◆ Exercise directions ◆
Copy every record below exactly.

>> Begin Data for this exercise

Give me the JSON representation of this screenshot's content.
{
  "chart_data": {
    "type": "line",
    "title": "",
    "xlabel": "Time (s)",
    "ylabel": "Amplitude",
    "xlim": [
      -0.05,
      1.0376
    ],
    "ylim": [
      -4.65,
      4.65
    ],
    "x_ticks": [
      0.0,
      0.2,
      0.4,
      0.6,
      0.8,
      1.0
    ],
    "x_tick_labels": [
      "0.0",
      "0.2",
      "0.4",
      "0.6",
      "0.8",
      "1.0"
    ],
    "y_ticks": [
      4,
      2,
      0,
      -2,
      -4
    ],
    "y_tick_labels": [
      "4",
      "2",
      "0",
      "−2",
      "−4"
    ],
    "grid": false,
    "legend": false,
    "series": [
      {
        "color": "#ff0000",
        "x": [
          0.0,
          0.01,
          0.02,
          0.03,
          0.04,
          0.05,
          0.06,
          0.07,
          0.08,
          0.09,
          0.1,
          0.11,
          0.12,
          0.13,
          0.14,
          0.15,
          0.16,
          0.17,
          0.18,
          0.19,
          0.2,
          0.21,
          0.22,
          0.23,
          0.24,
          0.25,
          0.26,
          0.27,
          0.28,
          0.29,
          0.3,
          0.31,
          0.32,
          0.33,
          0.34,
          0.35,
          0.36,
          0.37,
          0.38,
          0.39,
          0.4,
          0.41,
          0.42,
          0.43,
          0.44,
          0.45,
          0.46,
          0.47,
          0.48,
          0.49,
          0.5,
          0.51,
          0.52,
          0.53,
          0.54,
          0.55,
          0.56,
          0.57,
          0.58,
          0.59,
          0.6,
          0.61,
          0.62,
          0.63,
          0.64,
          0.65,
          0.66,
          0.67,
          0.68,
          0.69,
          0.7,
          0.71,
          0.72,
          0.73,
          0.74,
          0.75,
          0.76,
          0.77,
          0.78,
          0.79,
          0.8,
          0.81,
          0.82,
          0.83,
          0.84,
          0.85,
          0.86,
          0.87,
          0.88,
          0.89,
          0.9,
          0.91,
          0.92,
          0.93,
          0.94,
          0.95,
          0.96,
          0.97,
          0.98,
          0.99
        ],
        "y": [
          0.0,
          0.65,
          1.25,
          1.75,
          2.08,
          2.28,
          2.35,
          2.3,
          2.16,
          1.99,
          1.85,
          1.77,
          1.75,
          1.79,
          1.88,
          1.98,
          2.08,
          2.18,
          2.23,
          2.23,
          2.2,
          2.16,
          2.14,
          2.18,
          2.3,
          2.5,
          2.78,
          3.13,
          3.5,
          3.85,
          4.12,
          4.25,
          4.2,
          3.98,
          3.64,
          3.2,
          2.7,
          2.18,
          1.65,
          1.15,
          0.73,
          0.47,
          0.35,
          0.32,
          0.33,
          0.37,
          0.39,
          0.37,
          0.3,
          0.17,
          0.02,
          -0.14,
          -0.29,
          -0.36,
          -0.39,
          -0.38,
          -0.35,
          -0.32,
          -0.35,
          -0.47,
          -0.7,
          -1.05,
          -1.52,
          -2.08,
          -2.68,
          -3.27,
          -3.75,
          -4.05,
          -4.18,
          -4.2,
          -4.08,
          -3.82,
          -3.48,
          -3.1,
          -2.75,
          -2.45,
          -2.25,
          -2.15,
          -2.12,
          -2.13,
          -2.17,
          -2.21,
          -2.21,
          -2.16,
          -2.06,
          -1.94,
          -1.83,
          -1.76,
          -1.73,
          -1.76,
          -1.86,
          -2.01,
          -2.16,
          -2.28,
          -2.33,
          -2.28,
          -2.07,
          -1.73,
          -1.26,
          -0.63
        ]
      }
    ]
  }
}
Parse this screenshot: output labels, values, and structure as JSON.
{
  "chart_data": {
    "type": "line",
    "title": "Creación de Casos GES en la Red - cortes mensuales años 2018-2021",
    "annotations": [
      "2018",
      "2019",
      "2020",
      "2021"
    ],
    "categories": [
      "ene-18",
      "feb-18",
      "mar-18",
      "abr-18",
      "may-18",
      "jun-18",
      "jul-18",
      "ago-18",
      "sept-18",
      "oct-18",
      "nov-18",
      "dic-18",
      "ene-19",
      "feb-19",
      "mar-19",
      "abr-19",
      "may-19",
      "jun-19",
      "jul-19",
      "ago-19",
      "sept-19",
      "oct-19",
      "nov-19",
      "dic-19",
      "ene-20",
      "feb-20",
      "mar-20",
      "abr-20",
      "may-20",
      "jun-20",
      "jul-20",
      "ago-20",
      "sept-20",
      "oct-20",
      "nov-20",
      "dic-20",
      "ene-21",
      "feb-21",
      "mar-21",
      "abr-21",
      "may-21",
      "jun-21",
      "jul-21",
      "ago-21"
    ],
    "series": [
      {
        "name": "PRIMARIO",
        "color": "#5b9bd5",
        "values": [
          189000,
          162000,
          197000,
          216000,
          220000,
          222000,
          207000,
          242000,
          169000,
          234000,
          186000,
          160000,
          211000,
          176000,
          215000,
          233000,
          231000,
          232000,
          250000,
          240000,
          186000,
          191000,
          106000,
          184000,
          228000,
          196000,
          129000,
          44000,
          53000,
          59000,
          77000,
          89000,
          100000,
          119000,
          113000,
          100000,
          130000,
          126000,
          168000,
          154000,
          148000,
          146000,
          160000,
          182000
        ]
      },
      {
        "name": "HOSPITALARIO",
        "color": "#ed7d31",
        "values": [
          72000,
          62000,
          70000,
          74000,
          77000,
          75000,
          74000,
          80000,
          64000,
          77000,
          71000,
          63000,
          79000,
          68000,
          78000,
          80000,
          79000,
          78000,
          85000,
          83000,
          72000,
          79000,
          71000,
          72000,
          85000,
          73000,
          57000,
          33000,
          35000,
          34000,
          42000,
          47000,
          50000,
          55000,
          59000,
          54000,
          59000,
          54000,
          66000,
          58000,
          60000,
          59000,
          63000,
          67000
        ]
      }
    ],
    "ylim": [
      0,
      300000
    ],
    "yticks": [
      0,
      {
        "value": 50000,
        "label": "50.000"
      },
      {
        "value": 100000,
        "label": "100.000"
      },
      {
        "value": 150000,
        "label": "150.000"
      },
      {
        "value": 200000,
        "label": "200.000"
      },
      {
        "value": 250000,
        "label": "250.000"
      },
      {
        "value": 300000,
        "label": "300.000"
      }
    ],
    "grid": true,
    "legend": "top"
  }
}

>> End Data for this exercise

◆ Exercise result ◆
Give me the JSON representation of this screenshot's content.
{
  "chart_data": {
    "type": "line",
    "title": "",
    "xlabel": "Time (s)",
    "ylabel": "Amplitude",
    "xlim": [
      -0.05,
      1.0376
    ],
    "ylim": [
      -4.65,
      4.65
    ],
    "x_ticks": [
      0.0,
      0.2,
      0.4,
      0.6,
      0.8,
      1.0
    ],
    "x_tick_labels": [
      "0.0",
      "0.2",
      "0.4",
      "0.6",
      "0.8",
      "1.0"
    ],
    "y_ticks": [
      4,
      2,
      0,
      -2,
      -4
    ],
    "y_tick_labels": [
      "4",
      "2",
      "0",
      "−2",
      "−4"
    ],
    "grid": false,
    "legend": false,
    "series": [
      {
        "color": "#ff0000",
        "x": [
          0.0,
          0.01,
          0.02,
          0.03,
          0.04,
          0.05,
          0.06,
          0.07,
          0.08,
          0.09,
          0.1,
          0.11,
          0.12,
          0.13,
          0.14,
          0.15,
          0.16,
          0.17,
          0.18,
          0.19,
          0.2,
          0.21,
          0.22,
          0.23,
          0.24,
          0.25,
          0.26,
          0.27,
          0.28,
          0.29,
          0.3,
          0.31,
          0.32,
          0.33,
          0.34,
          0.35,
          0.36,
          0.37,
          0.38,
          0.39,
          0.4,
          0.41,
          0.42,
          0.43,
          0.44,
          0.45,
          0.46,
          0.47,
          0.48,
          0.49,
          0.5,
          0.51,
          0.52,
          0.53,
          0.54,
          0.55,
          0.56,
          0.57,
          0.58,
          0.59,
          0.6,
          0.61,
          0.62,
          0.63,
          0.64,
          0.65,
          0.66,
          0.67,
          0.68,
          0.69,
          0.7,
          0.71,
          0.72,
          0.73,
          0.74,
          0.75,
          0.76,
          0.77,
          0.78,
          0.79,
          0.8,
          0.81,
          0.82,
          0.83,
          0.84,
          0.85,
          0.86,
          0.87,
          0.88,
          0.89,
          0.9,
          0.91,
          0.92,
          0.93,
          0.94,
          0.95,
          0.96,
          0.97,
          0.98,
          0.99
        ],
        "y": [
          0.0,
          0.65,
          1.25,
          1.75,
          2.08,
          2.28,
          2.35,
          2.3,
          2.16,
          1.99,
          1.85,
          1.77,
          1.75,
          1.79,
          1.88,
          1.98,
          2.08,
          2.18,
          2.23,
          2.23,
          2.2,
          2.16,
          2.14,
          2.18,
          2.3,
          2.5,
          2.78,
          3.13,
          3.5,
          3.85,
          4.12,
          4.25,
          4.2,
          3.98,
          3.64,
          3.2,
          2.7,
          2.18,
          1.65,
          1.15,
          0.73,
          0.47,
          0.35,
          0.32,
          0.33,
          0.37,
          0.39,
          0.37,
          0.3,
          0.17,
          0.02,
          -0.14,
          -0.29,
          -0.36,
          -0.39,
          -0.38,
          -0.35,
          -0.32,
          -0.35,
          -0.47,
          -0.7,
          -1.05,
          -1.52,
          -2.08,
          -2.68,
          -3.27,
          -3.75,
          -4.05,
          -4.18,
          -4.2,
          -4.08,
          -3.82,
          -3.48,
          -3.1,
          -2.75,
          -2.45,
          -2.25,
          -2.15,
          -2.12,
          -2.13,
          -2.17,
          -2.21,
          -2.21,
          -2.16,
          -2.06,
          -1.94,
          -1.83,
          -1.76,
          -1.73,
          -1.76,
          -1.86,
          -2.01,
          -2.16,
          -2.28,
          -2.33,
          -2.28,
          -2.07,
          -1.73,
          -1.26,
          -0.63
        ]
      }
    ]
  }
}
Parse this screenshot: output labels, values, and structure as JSON.
{
  "chart_data": {
    "type": "line",
    "title": "Creación de Casos GES en la Red - cortes mensuales años 2018-2021",
    "annotations": [
      "2018",
      "2019",
      "2020",
      "2021"
    ],
    "categories": [
      "ene-18",
      "feb-18",
      "mar-18",
      "abr-18",
      "may-18",
      "jun-18",
      "jul-18",
      "ago-18",
      "sept-18",
      "oct-18",
      "nov-18",
      "dic-18",
      "ene-19",
      "feb-19",
      "mar-19",
      "abr-19",
      "may-19",
      "jun-19",
      "jul-19",
      "ago-19",
      "sept-19",
      "oct-19",
      "nov-19",
      "dic-19",
      "ene-20",
      "feb-20",
      "mar-20",
      "abr-20",
      "may-20",
      "jun-20",
      "jul-20",
      "ago-20",
      "sept-20",
      "oct-20",
      "nov-20",
      "dic-20",
      "ene-21",
      "feb-21",
      "mar-21",
      "abr-21",
      "may-21",
      "jun-21",
      "jul-21",
      "ago-21"
    ],
    "series": [
      {
        "name": "PRIMARIO",
        "color": "#5b9bd5",
        "values": [
          189000,
          162000,
          197000,
          216000,
          220000,
          222000,
          207000,
          242000,
          169000,
          234000,
          186000,
          160000,
          211000,
          176000,
          215000,
          233000,
          231000,
          232000,
          250000,
          240000,
          186000,
          191000,
          106000,
          184000,
          228000,
          196000,
          129000,
          44000,
          53000,
          59000,
          77000,
          89000,
          100000,
          119000,
          113000,
          100000,
          130000,
          126000,
          168000,
          154000,
          148000,
          146000,
          160000,
          182000
        ]
      },
      {
        "name": "HOSPITALARIO",
        "color": "#ed7d31",
        "values": [
          72000,
          62000,
          70000,
          74000,
          77000,
          75000,
          74000,
          80000,
          64000,
          77000,
          71000,
          63000,
          79000,
          68000,
          78000,
          80000,
          79000,
          78000,
          85000,
          83000,
          72000,
          79000,
          71000,
          72000,
          85000,
          73000,
          57000,
          33000,
          35000,
          34000,
          42000,
          47000,
          50000,
          55000,
          59000,
          54000,
          59000,
          54000,
          66000,
          58000,
          60000,
          59000,
          63000,
          67000
        ]
      }
    ],
    "ylim": [
      0,
      300000
    ],
    "yticks": [
      0,
      {
        "value": 50000,
        "label": "50.000"
      },
      {
        "value": 100000,
        "label": "100.000"
      },
      {
        "value": 150000,
        "label": "150.000"
      },
      {
        "value": 200000,
        "label": "200.000"
      },
      {
        "value": 250000,
        "label": "250.000"
      },
      {
        "value": 300000,
        "label": "300.000"
      }
    ],
    "grid": true,
    "legend": "top"
  }
}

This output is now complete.